**SOURCE EXCERPT**:
==================================================

1 Scope
This document specifies Neural Network Coding (NNC) as a compressed representation
of the parameters/weights of a trained neural network and a decoding process for the
compressed representation, complementing the description of the network topology in
existing (exchange) formats for neural networks. It establishes a toolbox of compression
methods, specifying (where applicable) the resulting elements of the compressed bitstream.
Most of these tools can be applied to the compression of entire neural networks, and
some of them can also be applied to the compression of differential updates of neural
networks with respect to a base network. Such differential updates are for example
useful when models are redistributed after fine-tuning or transfer learning, or when
providing versions of a neural network with different compression ratios.

==================================================

**RECORDED DATA**:

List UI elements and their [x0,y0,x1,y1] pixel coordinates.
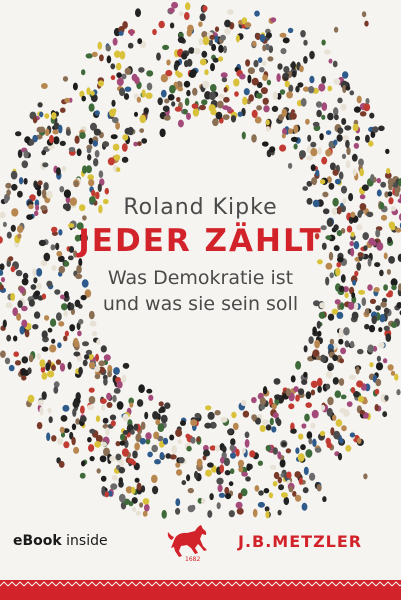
logo-year: 1682 [185,556,200,562]
book-title: JEDER ZÄHLT [78,223,323,259]
subtitle-line-1: Was Demokratie ist [107,267,294,289]
decorative-bottom-band [0,580,401,600]
book-subtitle: Was Demokratie ist und was sie sein soll [0,265,401,317]
publisher-name: J.B.METZLER [238,532,363,551]
metzler-horse-logo-icon: 1682 [167,525,207,562]
author-name: Roland Kipke [123,195,278,220]
ebook-word: eBook [13,533,62,549]
book-cover: Roland Kipke JEDER ZÄHLT Was Demokratie … [0,0,401,600]
ebook-inside-label: eBook inside [13,533,108,549]
inside-word: inside [61,533,108,549]
subtitle-line-2: und was sie sein soll [102,293,299,315]
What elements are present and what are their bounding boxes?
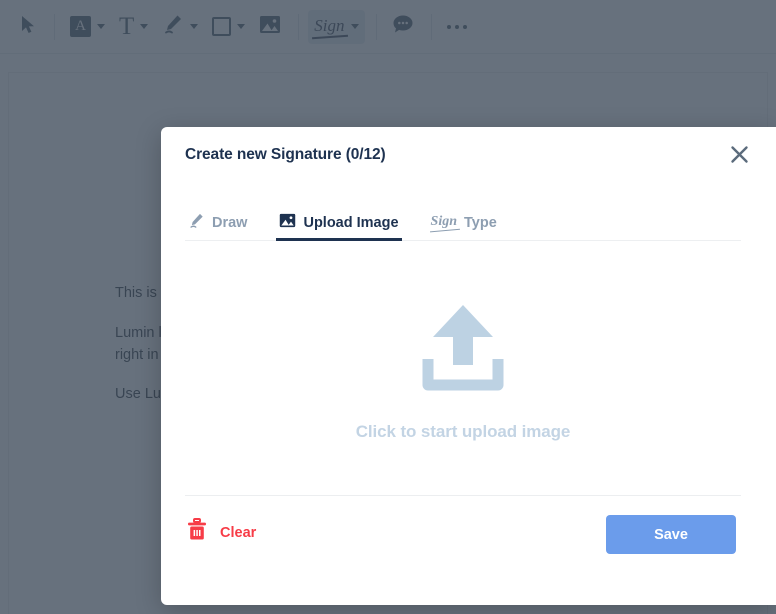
app-root: A T — [0, 0, 776, 614]
sign-script-icon: Sign — [430, 214, 458, 229]
tab-type-label: Type — [464, 214, 497, 231]
tab-draw-label: Draw — [212, 214, 248, 231]
close-button[interactable] — [724, 139, 754, 169]
tab-draw[interactable]: Draw — [185, 205, 250, 240]
signature-tabs: Draw Upload Image Sign Type — [185, 205, 741, 241]
create-signature-modal: Create new Signature (0/12) Draw Upload … — [161, 127, 776, 605]
upload-arrow-icon — [419, 301, 507, 398]
pen-icon — [188, 212, 205, 233]
upload-drop-area[interactable]: Click to start upload image — [185, 249, 741, 494]
tab-upload-image[interactable]: Upload Image — [276, 205, 402, 241]
image-icon — [279, 213, 296, 232]
upload-drop-label: Click to start upload image — [355, 422, 571, 441]
close-x-icon — [729, 144, 750, 165]
tab-upload-image-label: Upload Image — [303, 214, 399, 231]
clear-button[interactable]: Clear — [186, 518, 256, 547]
tab-type[interactable]: Sign Type — [428, 205, 500, 240]
footer-divider — [185, 495, 741, 496]
save-button[interactable]: Save — [606, 515, 736, 554]
trash-icon — [186, 518, 208, 547]
clear-button-label: Clear — [220, 524, 257, 541]
modal-title: Create new Signature (0/12) — [185, 146, 386, 163]
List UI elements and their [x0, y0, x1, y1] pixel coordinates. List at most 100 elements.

==================================================

**WRITTEN EXERCISE A**:
According to the Neural Network Coding scope, when are differential updates of a neural network useful?
**WRITTEN EXERCISE B**:
Extend the Neural Network Coding scope beyond its final sentence.
The entries are separate material.

**WRITTEN REPLY A**:
They are useful when models are redistributed after fine-tuning or transfer learning, or when providing versions of a neural network with different compression ratios.

**WRITTEN REPLY B**:
This document does not specify a complete protocol for the transmission of neural
networks, but focuses on compression of network parameters. Only the syntax format,
semantics, associated decoding process requirements, parameter sparsification, parameter
transformation methods, parameter quantization, entropy coding method and integration/signalling
within existing exchange formats are specified, while other matters such as pre-processing,
system signalling and multiplexing, data loss recovery and post-processing are considered
to be outside the scope of this document. Additionally, the internal processing steps
performed within a decoder are also considered to be outside the scope of this document;
only the externally observable output behaviour is required to conform to the specifications
of this document.